Request
Write out the whole listing word for word.

Records to process
○ ○ ○

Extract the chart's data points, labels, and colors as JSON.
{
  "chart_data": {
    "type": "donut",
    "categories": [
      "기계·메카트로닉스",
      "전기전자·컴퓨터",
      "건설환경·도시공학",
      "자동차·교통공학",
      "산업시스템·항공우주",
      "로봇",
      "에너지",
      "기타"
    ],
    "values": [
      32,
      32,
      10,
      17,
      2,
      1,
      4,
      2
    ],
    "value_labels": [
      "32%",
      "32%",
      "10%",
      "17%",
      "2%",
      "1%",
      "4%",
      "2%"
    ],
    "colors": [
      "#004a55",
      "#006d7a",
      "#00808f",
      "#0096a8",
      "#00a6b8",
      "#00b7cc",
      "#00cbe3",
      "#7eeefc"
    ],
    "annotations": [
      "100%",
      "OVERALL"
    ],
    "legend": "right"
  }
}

○ ○ ○

In response
Extract the chart's data points, labels, and colors as JSON.
{
  "chart_data": {
    "type": "donut",
    "categories": [
      "기계·메카트로닉스",
      "전기전자·컴퓨터",
      "건설환경·도시공학",
      "자동차·교통공학",
      "산업시스템·항공우주",
      "로봇",
      "에너지",
      "기타"
    ],
    "values": [
      32,
      32,
      10,
      17,
      2,
      1,
      4,
      2
    ],
    "value_labels": [
      "32%",
      "32%",
      "10%",
      "17%",
      "2%",
      "1%",
      "4%",
      "2%"
    ],
    "colors": [
      "#004a55",
      "#006d7a",
      "#00808f",
      "#0096a8",
      "#00a6b8",
      "#00b7cc",
      "#00cbe3",
      "#7eeefc"
    ],
    "annotations": [
      "100%",
      "OVERALL"
    ],
    "legend": "right"
  }
}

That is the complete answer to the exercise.